Please restate the following records word for word.

[Data records]
* * * * * * *

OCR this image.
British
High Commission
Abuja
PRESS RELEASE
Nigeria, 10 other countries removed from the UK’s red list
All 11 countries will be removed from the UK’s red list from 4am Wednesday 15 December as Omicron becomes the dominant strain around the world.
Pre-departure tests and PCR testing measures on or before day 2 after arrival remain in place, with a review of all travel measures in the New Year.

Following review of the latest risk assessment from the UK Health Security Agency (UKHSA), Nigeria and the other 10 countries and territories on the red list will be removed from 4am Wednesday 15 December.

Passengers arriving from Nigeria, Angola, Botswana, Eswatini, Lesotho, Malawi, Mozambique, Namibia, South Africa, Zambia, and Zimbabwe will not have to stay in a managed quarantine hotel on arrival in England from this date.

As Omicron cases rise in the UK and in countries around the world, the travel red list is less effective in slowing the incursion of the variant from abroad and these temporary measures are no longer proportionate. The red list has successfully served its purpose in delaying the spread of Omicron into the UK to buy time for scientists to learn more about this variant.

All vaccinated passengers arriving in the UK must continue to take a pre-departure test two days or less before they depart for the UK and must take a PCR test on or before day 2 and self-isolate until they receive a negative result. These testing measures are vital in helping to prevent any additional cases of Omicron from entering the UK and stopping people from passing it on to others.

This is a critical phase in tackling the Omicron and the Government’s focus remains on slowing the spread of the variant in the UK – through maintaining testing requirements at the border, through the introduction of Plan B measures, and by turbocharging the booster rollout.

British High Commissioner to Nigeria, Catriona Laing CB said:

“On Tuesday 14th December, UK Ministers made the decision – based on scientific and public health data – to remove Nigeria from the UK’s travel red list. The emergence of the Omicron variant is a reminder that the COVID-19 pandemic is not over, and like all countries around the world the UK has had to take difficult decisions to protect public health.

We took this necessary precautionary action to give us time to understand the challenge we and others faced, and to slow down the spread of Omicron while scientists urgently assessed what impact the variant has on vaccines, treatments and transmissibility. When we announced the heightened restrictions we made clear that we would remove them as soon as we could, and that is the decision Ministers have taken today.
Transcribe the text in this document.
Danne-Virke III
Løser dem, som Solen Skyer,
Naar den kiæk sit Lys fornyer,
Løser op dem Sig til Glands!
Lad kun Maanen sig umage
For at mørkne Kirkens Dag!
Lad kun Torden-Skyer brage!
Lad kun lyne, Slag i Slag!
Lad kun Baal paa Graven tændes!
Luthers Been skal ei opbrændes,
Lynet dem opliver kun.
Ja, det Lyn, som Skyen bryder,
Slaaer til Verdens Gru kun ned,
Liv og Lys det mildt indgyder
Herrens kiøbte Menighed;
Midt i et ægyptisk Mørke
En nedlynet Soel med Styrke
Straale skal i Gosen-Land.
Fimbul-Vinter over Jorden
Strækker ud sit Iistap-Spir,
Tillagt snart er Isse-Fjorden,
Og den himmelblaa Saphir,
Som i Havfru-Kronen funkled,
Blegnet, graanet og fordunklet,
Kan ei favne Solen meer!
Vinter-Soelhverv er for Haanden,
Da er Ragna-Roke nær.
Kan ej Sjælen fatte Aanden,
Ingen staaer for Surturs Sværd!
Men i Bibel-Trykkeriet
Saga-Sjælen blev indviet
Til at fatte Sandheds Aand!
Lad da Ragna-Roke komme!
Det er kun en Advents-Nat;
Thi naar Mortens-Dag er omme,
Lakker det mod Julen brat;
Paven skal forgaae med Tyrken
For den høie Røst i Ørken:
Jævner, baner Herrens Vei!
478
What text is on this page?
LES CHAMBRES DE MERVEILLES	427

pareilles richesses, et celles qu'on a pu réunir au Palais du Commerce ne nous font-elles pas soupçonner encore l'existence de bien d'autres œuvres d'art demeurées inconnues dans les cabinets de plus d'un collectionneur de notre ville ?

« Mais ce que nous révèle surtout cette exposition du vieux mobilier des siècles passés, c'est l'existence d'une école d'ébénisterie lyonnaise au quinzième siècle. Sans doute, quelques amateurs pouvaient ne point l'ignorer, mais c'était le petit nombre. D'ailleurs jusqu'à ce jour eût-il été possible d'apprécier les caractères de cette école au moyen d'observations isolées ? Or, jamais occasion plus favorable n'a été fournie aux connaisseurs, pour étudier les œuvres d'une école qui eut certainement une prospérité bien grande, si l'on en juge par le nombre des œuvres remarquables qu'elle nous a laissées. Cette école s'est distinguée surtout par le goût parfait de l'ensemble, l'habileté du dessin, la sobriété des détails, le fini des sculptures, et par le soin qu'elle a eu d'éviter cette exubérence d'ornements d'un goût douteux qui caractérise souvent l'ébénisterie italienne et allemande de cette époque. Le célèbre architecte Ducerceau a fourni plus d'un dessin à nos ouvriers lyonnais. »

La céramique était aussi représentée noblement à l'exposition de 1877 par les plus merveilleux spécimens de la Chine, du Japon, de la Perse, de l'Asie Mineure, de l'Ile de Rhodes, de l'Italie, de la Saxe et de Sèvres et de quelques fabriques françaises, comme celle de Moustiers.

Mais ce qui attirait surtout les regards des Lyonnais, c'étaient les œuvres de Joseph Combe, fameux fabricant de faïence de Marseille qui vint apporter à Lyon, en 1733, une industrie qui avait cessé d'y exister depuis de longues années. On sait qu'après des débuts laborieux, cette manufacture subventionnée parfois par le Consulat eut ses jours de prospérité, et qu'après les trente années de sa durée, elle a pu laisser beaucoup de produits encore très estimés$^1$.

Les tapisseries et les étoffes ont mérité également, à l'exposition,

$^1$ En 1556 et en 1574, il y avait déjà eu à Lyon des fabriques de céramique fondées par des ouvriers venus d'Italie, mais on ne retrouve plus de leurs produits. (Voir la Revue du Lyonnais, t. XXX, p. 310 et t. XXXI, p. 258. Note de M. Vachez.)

* * * * * * *

▶ _TASK RESPONSE_:
OCR this image.
British
High Commission
Abuja
PRESS RELEASE
Nigeria, 10 other countries removed from the UK’s red list
All 11 countries will be removed from the UK’s red list from 4am Wednesday 15 December as Omicron becomes the dominant strain around the world.
Pre-departure tests and PCR testing measures on or before day 2 after arrival remain in place, with a review of all travel measures in the New Year.

Following review of the latest risk assessment from the UK Health Security Agency (UKHSA), Nigeria and the other 10 countries and territories on the red list will be removed from 4am Wednesday 15 December.

Passengers arriving from Nigeria, Angola, Botswana, Eswatini, Lesotho, Malawi, Mozambique, Namibia, South Africa, Zambia, and Zimbabwe will not have to stay in a managed quarantine hotel on arrival in England from this date.

As Omicron cases rise in the UK and in countries around the world, the travel red list is less effective in slowing the incursion of the variant from abroad and these temporary measures are no longer proportionate. The red list has successfully served its purpose in delaying the spread of Omicron into the UK to buy time for scientists to learn more about this variant.

All vaccinated passengers arriving in the UK must continue to take a pre-departure test two days or less before they depart for the UK and must take a PCR test on or before day 2 and self-isolate until they receive a negative result. These testing measures are vital in helping to prevent any additional cases of Omicron from entering the UK and stopping people from passing it on to others.

This is a critical phase in tackling the Omicron and the Government’s focus remains on slowing the spread of the variant in the UK – through maintaining testing requirements at the border, through the introduction of Plan B measures, and by turbocharging the booster rollout.

British High Commissioner to Nigeria, Catriona Laing CB said:

“On Tuesday 14th December, UK Ministers made the decision – based on scientific and public health data – to remove Nigeria from the UK’s travel red list. The emergence of the Omicron variant is a reminder that the COVID-19 pandemic is not over, and like all countries around the world the UK has had to take difficult decisions to protect public health.

We took this necessary precautionary action to give us time to understand the challenge we and others faced, and to slow down the spread of Omicron while scientists urgently assessed what impact the variant has on vaccines, treatments and transmissibility. When we announced the heightened restrictions we made clear that we would remove them as soon as we could, and that is the decision Ministers have taken today.
Transcribe the text in this document.
Danne-Virke III
Løser dem, som Solen Skyer,
Naar den kiæk sit Lys fornyer,
Løser op dem Sig til Glands!
Lad kun Maanen sig umage
For at mørkne Kirkens Dag!
Lad kun Torden-Skyer brage!
Lad kun lyne, Slag i Slag!
Lad kun Baal paa Graven tændes!
Luthers Been skal ei opbrændes,
Lynet dem opliver kun.
Ja, det Lyn, som Skyen bryder,
Slaaer til Verdens Gru kun ned,
Liv og Lys det mildt indgyder
Herrens kiøbte Menighed;
Midt i et ægyptisk Mørke
En nedlynet Soel med Styrke
Straale skal i Gosen-Land.
Fimbul-Vinter over Jorden
Strækker ud sit Iistap-Spir,
Tillagt snart er Isse-Fjorden,
Og den himmelblaa Saphir,
Som i Havfru-Kronen funkled,
Blegnet, graanet og fordunklet,
Kan ei favne Solen meer!
Vinter-Soelhverv er for Haanden,
Da er Ragna-Roke nær.
Kan ej Sjælen fatte Aanden,
Ingen staaer for Surturs Sværd!
Men i Bibel-Trykkeriet
Saga-Sjælen blev indviet
Til at fatte Sandheds Aand!
Lad da Ragna-Roke komme!
Det er kun en Advents-Nat;
Thi naar Mortens-Dag er omme,
Lakker det mod Julen brat;
Paven skal forgaae med Tyrken
For den høie Røst i Ørken:
Jævner, baner Herrens Vei!
478
What text is on this page?
LES CHAMBRES DE MERVEILLES	427

pareilles richesses, et celles qu'on a pu réunir au Palais du Commerce ne nous font-elles pas soupçonner encore l'existence de bien d'autres œuvres d'art demeurées inconnues dans les cabinets de plus d'un collectionneur de notre ville ?

« Mais ce que nous révèle surtout cette exposition du vieux mobilier des siècles passés, c'est l'existence d'une école d'ébénisterie lyonnaise au quinzième siècle. Sans doute, quelques amateurs pouvaient ne point l'ignorer, mais c'était le petit nombre. D'ailleurs jusqu'à ce jour eût-il été possible d'apprécier les caractères de cette école au moyen d'observations isolées ? Or, jamais occasion plus favorable n'a été fournie aux connaisseurs, pour étudier les œuvres d'une école qui eut certainement une prospérité bien grande, si l'on en juge par le nombre des œuvres remarquables qu'elle nous a laissées. Cette école s'est distinguée surtout par le goût parfait de l'ensemble, l'habileté du dessin, la sobriété des détails, le fini des sculptures, et par le soin qu'elle a eu d'éviter cette exubérence d'ornements d'un goût douteux qui caractérise souvent l'ébénisterie italienne et allemande de cette époque. Le célèbre architecte Ducerceau a fourni plus d'un dessin à nos ouvriers lyonnais. »

La céramique était aussi représentée noblement à l'exposition de 1877 par les plus merveilleux spécimens de la Chine, du Japon, de la Perse, de l'Asie Mineure, de l'Ile de Rhodes, de l'Italie, de la Saxe et de Sèvres et de quelques fabriques françaises, comme celle de Moustiers.

Mais ce qui attirait surtout les regards des Lyonnais, c'étaient les œuvres de Joseph Combe, fameux fabricant de faïence de Marseille qui vint apporter à Lyon, en 1733, une industrie qui avait cessé d'y exister depuis de longues années. On sait qu'après des débuts laborieux, cette manufacture subventionnée parfois par le Consulat eut ses jours de prospérité, et qu'après les trente années de sa durée, elle a pu laisser beaucoup de produits encore très estimés$^1$.

Les tapisseries et les étoffes ont mérité également, à l'exposition,

$^1$ En 1556 et en 1574, il y avait déjà eu à Lyon des fabriques de céramique fondées par des ouvriers venus d'Italie, mais on ne retrouve plus de leurs produits. (Voir la Revue du Lyonnais, t. XXX, p. 310 et t. XXXI, p. 258. Note de M. Vachez.)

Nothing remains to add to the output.